- [Record extracts]:
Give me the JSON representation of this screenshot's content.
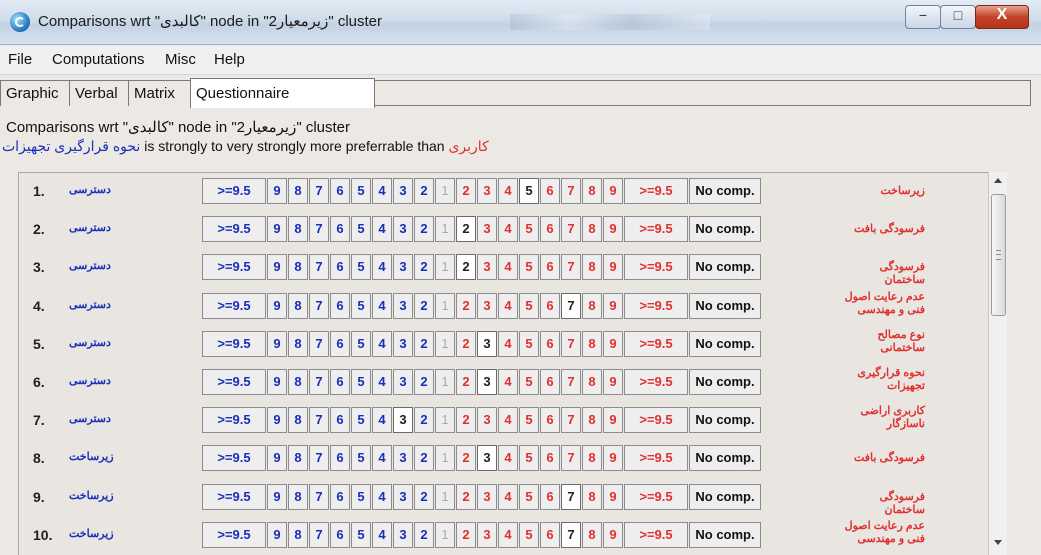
{
  "window": {
    "title": "Comparisons wrt \"کالبدی\" node in \"زیرمعیار2\" cluster",
    "controls": {
      "minimize": "−",
      "maximize": "□",
      "close": "X"
    }
  },
  "menu": [
    "File",
    "Computations",
    "Misc",
    "Help"
  ],
  "tabs": [
    {
      "label": "Graphic",
      "active": false
    },
    {
      "label": "Verbal",
      "active": false
    },
    {
      "label": "Matrix",
      "active": false
    },
    {
      "label": "Questionnaire",
      "active": true
    }
  ],
  "header": {
    "line1": "Comparisons wrt \"کالبدی\" node in \"زیرمعیار2\" cluster",
    "line2_left": "نحوه قرارگیری تجهیزات",
    "line2_middle": " is strongly to very strongly more preferrable than ",
    "line2_right": "کاربری"
  },
  "scale": {
    "left": [
      ">=9.5",
      "9",
      "8",
      "7",
      "6",
      "5",
      "4",
      "3",
      "2"
    ],
    "center": "1",
    "right": [
      "2",
      "3",
      "4",
      "5",
      "6",
      "7",
      "8",
      "9",
      ">=9.5"
    ],
    "no_comp": "No comp."
  },
  "rows": [
    {
      "num": "1.",
      "left": "دسترسی",
      "right": "زیرساخت",
      "selected": "R5"
    },
    {
      "num": "2.",
      "left": "دسترسی",
      "right": "فرسودگی بافت",
      "selected": "R2"
    },
    {
      "num": "3.",
      "left": "دسترسی",
      "right": "فرسودگی ساختمان",
      "selected": "R2"
    },
    {
      "num": "4.",
      "left": "دسترسی",
      "right": "عدم رعایت اصول فنی و مهندسی",
      "selected": "R7"
    },
    {
      "num": "5.",
      "left": "دسترسی",
      "right": "نوع مصالح ساختمانی",
      "selected": "R3"
    },
    {
      "num": "6.",
      "left": "دسترسی",
      "right": "نحوه قرارگیری تجهیزات",
      "selected": "R3"
    },
    {
      "num": "7.",
      "left": "دسترسی",
      "right": "کاربری اراضی ناسازگار",
      "selected": "L3"
    },
    {
      "num": "8.",
      "left": "زیرساخت",
      "right": "فرسودگی بافت",
      "selected": "R3"
    },
    {
      "num": "9.",
      "left": "زیرساخت",
      "right": "فرسودگی ساختمان",
      "selected": "R7"
    },
    {
      "num": "10.",
      "left": "زیرساخت",
      "right": "عدم رعایت اصول فنی و مهندسی",
      "selected": "R7"
    }
  ],
  "colors": {
    "left_text": "#1a2fb8",
    "right_text": "#e03030",
    "panel_bg": "#e9e6e1"
  }
}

- [Problem details]:
Tally how many lines in the material above hold the word "cluster". Write only that number.

- [Written solution]:
2